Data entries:
------------------------------------
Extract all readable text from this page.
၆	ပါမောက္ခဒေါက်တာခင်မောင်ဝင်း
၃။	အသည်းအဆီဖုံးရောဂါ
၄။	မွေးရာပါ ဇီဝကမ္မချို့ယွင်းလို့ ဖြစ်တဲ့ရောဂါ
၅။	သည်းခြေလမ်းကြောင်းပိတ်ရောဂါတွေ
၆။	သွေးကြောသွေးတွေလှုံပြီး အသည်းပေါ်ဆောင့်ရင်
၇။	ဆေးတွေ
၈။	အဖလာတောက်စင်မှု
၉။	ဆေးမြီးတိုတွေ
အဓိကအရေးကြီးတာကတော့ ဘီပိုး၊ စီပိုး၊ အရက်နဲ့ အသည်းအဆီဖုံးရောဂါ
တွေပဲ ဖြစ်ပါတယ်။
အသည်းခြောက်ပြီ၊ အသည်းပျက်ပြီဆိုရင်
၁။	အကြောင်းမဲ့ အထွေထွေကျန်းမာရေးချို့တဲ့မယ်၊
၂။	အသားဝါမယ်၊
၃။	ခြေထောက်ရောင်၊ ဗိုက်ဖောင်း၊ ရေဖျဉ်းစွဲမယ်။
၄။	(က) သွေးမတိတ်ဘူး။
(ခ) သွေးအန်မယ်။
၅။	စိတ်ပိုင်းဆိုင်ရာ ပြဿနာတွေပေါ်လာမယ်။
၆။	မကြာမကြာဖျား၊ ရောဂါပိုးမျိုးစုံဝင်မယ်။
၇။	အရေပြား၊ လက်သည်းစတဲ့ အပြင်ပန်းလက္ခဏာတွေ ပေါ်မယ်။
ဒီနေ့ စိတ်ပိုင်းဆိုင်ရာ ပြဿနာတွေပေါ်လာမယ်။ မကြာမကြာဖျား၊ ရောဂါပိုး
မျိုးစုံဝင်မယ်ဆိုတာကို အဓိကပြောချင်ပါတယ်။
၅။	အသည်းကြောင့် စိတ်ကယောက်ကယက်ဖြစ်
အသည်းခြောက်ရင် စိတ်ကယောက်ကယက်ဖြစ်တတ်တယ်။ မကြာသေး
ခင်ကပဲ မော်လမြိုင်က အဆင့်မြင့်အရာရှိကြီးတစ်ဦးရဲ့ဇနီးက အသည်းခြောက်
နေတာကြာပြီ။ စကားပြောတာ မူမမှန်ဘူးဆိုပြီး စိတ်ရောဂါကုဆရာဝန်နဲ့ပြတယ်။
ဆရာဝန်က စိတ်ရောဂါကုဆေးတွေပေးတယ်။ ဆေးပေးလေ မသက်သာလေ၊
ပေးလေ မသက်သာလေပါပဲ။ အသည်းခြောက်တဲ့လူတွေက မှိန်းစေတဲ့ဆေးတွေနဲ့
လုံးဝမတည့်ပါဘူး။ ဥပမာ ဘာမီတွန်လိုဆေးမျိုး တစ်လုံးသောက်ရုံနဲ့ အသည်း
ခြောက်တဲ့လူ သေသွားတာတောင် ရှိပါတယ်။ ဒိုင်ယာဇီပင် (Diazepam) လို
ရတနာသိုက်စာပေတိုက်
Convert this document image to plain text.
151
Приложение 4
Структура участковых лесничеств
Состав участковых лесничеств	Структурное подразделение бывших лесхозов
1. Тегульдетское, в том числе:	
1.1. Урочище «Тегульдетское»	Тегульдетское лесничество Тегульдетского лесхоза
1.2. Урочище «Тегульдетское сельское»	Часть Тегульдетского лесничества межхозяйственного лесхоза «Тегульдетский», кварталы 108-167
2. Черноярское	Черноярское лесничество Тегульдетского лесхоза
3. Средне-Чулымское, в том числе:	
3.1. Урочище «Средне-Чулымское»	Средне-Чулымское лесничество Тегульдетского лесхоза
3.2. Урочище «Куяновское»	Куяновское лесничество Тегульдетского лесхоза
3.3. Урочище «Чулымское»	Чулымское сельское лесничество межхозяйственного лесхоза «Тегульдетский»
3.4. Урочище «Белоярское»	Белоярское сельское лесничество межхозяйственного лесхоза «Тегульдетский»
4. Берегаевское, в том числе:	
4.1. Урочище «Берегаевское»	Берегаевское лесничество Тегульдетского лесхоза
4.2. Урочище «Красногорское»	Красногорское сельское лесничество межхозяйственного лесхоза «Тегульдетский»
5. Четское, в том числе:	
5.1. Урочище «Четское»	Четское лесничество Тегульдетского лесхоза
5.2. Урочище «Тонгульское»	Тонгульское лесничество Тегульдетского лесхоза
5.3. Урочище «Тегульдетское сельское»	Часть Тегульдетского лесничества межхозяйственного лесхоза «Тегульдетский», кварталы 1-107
------------------------------------
Required work: All the data must be duplicated exactly, with nothing added or removed.

Completed task:
Extract all readable text from this page.
၆	ပါမောက္ခဒေါက်တာခင်မောင်ဝင်း
၃။	အသည်းအဆီဖုံးရောဂါ
၄။	မွေးရာပါ ဇီဝကမ္မချို့ယွင်းလို့ ဖြစ်တဲ့ရောဂါ
၅။	သည်းခြေလမ်းကြောင်းပိတ်ရောဂါတွေ
၆။	သွေးကြောသွေးတွေလှုံပြီး အသည်းပေါ်ဆောင့်ရင်
၇။	ဆေးတွေ
၈။	အဖလာတောက်စင်မှု
၉။	ဆေးမြီးတိုတွေ
အဓိကအရေးကြီးတာကတော့ ဘီပိုး၊ စီပိုး၊ အရက်နဲ့ အသည်းအဆီဖုံးရောဂါ
တွေပဲ ဖြစ်ပါတယ်။
အသည်းခြောက်ပြီ၊ အသည်းပျက်ပြီဆိုရင်
၁။	အကြောင်းမဲ့ အထွေထွေကျန်းမာရေးချို့တဲ့မယ်၊
၂။	အသားဝါမယ်၊
၃။	ခြေထောက်ရောင်၊ ဗိုက်ဖောင်း၊ ရေဖျဉ်းစွဲမယ်။
၄။	(က) သွေးမတိတ်ဘူး။
(ခ) သွေးအန်မယ်။
၅။	စိတ်ပိုင်းဆိုင်ရာ ပြဿနာတွေပေါ်လာမယ်။
၆။	မကြာမကြာဖျား၊ ရောဂါပိုးမျိုးစုံဝင်မယ်။
၇။	အရေပြား၊ လက်သည်းစတဲ့ အပြင်ပန်းလက္ခဏာတွေ ပေါ်မယ်။
ဒီနေ့ စိတ်ပိုင်းဆိုင်ရာ ပြဿနာတွေပေါ်လာမယ်။ မကြာမကြာဖျား၊ ရောဂါပိုး
မျိုးစုံဝင်မယ်ဆိုတာကို အဓိကပြောချင်ပါတယ်။
၅။	အသည်းကြောင့် စိတ်ကယောက်ကယက်ဖြစ်
အသည်းခြောက်ရင် စိတ်ကယောက်ကယက်ဖြစ်တတ်တယ်။ မကြာသေး
ခင်ကပဲ မော်လမြိုင်က အဆင့်မြင့်အရာရှိကြီးတစ်ဦးရဲ့ဇနီးက အသည်းခြောက်
နေတာကြာပြီ။ စကားပြောတာ မူမမှန်ဘူးဆိုပြီး စိတ်ရောဂါကုဆရာဝန်နဲ့ပြတယ်။
ဆရာဝန်က စိတ်ရောဂါကုဆေးတွေပေးတယ်။ ဆေးပေးလေ မသက်သာလေ၊
ပေးလေ မသက်သာလေပါပဲ။ အသည်းခြောက်တဲ့လူတွေက မှိန်းစေတဲ့ဆေးတွေနဲ့
လုံးဝမတည့်ပါဘူး။ ဥပမာ ဘာမီတွန်လိုဆေးမျိုး တစ်လုံးသောက်ရုံနဲ့ အသည်း
ခြောက်တဲ့လူ သေသွားတာတောင် ရှိပါတယ်။ ဒိုင်ယာဇီပင် (Diazepam) လို
ရတနာသိုက်စာပေတိုက်
Convert this document image to plain text.
151
Приложение 4
Структура участковых лесничеств
Состав участковых лесничеств	Структурное подразделение бывших лесхозов
1. Тегульдетское, в том числе:	
1.1. Урочище «Тегульдетское»	Тегульдетское лесничество Тегульдетского лесхоза
1.2. Урочище «Тегульдетское сельское»	Часть Тегульдетского лесничества межхозяйственного лесхоза «Тегульдетский», кварталы 108-167
2. Черноярское	Черноярское лесничество Тегульдетского лесхоза
3. Средне-Чулымское, в том числе:	
3.1. Урочище «Средне-Чулымское»	Средне-Чулымское лесничество Тегульдетского лесхоза
3.2. Урочище «Куяновское»	Куяновское лесничество Тегульдетского лесхоза
3.3. Урочище «Чулымское»	Чулымское сельское лесничество межхозяйственного лесхоза «Тегульдетский»
3.4. Урочище «Белоярское»	Белоярское сельское лесничество межхозяйственного лесхоза «Тегульдетский»
4. Берегаевское, в том числе:	
4.1. Урочище «Берегаевское»	Берегаевское лесничество Тегульдетского лесхоза
4.2. Урочище «Красногорское»	Красногорское сельское лесничество межхозяйственного лесхоза «Тегульдетский»
5. Четское, в том числе:	
5.1. Урочище «Четское»	Четское лесничество Тегульдетского лесхоза
5.2. Урочище «Тонгульское»	Тонгульское лесничество Тегульдетского лесхоза
5.3. Урочище «Тегульдетское сельское»	Часть Тегульдетского лесничества межхозяйственного лесхоза «Тегульдетский», кварталы 1-107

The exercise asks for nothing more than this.